Records from a collection of figures
+++++

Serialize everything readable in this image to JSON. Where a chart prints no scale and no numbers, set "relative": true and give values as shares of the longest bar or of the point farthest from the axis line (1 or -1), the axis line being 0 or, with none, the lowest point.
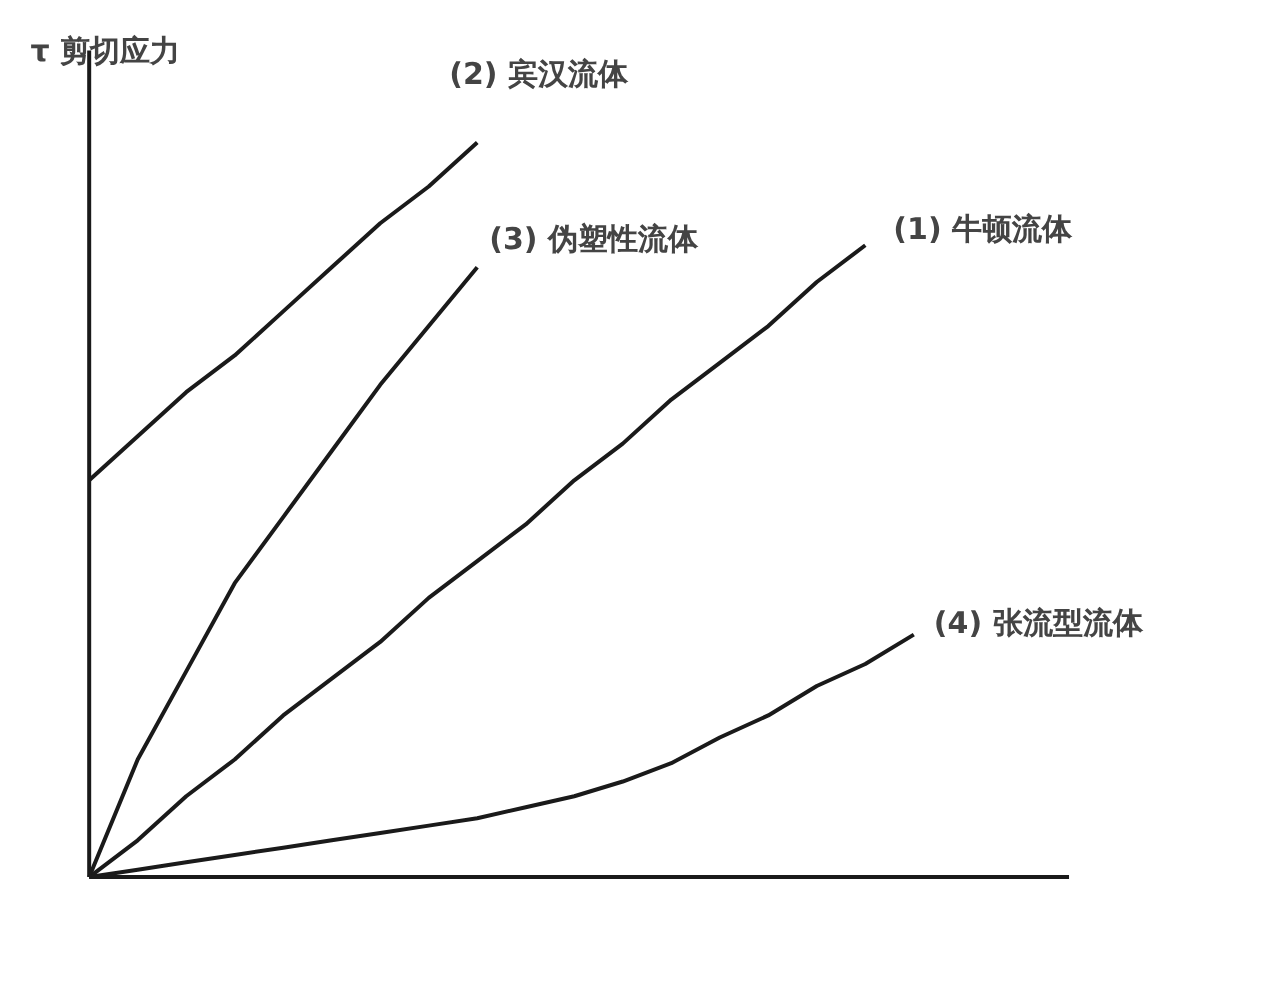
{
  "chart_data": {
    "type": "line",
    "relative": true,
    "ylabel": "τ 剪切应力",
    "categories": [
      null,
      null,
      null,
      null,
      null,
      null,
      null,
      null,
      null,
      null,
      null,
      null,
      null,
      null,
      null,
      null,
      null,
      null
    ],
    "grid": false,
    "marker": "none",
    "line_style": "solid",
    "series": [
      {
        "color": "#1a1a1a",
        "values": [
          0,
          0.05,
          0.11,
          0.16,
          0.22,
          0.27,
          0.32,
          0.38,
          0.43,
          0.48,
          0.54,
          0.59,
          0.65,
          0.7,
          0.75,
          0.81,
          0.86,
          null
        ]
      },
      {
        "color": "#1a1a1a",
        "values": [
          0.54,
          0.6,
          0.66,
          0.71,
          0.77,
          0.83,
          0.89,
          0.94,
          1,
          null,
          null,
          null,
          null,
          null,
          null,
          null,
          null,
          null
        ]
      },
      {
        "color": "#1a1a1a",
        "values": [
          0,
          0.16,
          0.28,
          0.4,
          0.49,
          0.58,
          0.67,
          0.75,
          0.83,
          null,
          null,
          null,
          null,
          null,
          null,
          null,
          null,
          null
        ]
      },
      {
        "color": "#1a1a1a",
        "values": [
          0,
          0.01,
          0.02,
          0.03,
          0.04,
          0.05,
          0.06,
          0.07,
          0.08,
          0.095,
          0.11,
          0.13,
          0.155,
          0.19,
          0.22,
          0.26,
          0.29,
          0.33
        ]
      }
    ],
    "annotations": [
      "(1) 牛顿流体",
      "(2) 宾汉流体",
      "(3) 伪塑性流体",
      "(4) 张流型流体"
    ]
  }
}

+++++

• _AIM_
Exclude every picture and copy the remaining data exactly.

• _WRITTEN REPLY_
Serialize everything readable in this image to JSON. Where a chart prints no scale and no numbers, set "relative": true and give values as shares of the longest bar or of the point farthest from the axis line (1 or -1), the axis line being 0 or, with none, the lowest point.
{
  "chart_data": {
    "type": "line",
    "relative": true,
    "ylabel": "τ 剪切应力",
    "categories": [
      null,
      null,
      null,
      null,
      null,
      null,
      null,
      null,
      null,
      null,
      null,
      null,
      null,
      null,
      null,
      null,
      null,
      null
    ],
    "grid": false,
    "marker": "none",
    "line_style": "solid",
    "series": [
      {
        "color": "#1a1a1a",
        "values": [
          0,
          0.05,
          0.11,
          0.16,
          0.22,
          0.27,
          0.32,
          0.38,
          0.43,
          0.48,
          0.54,
          0.59,
          0.65,
          0.7,
          0.75,
          0.81,
          0.86,
          null
        ]
      },
      {
        "color": "#1a1a1a",
        "values": [
          0.54,
          0.6,
          0.66,
          0.71,
          0.77,
          0.83,
          0.89,
          0.94,
          1,
          null,
          null,
          null,
          null,
          null,
          null,
          null,
          null,
          null
        ]
      },
      {
        "color": "#1a1a1a",
        "values": [
          0,
          0.16,
          0.28,
          0.4,
          0.49,
          0.58,
          0.67,
          0.75,
          0.83,
          null,
          null,
          null,
          null,
          null,
          null,
          null,
          null,
          null
        ]
      },
      {
        "color": "#1a1a1a",
        "values": [
          0,
          0.01,
          0.02,
          0.03,
          0.04,
          0.05,
          0.06,
          0.07,
          0.08,
          0.095,
          0.11,
          0.13,
          0.155,
          0.19,
          0.22,
          0.26,
          0.29,
          0.33
        ]
      }
    ],
    "annotations": [
      "(1) 牛顿流体",
      "(2) 宾汉流体",
      "(3) 伪塑性流体",
      "(4) 张流型流体"
    ]
  }
}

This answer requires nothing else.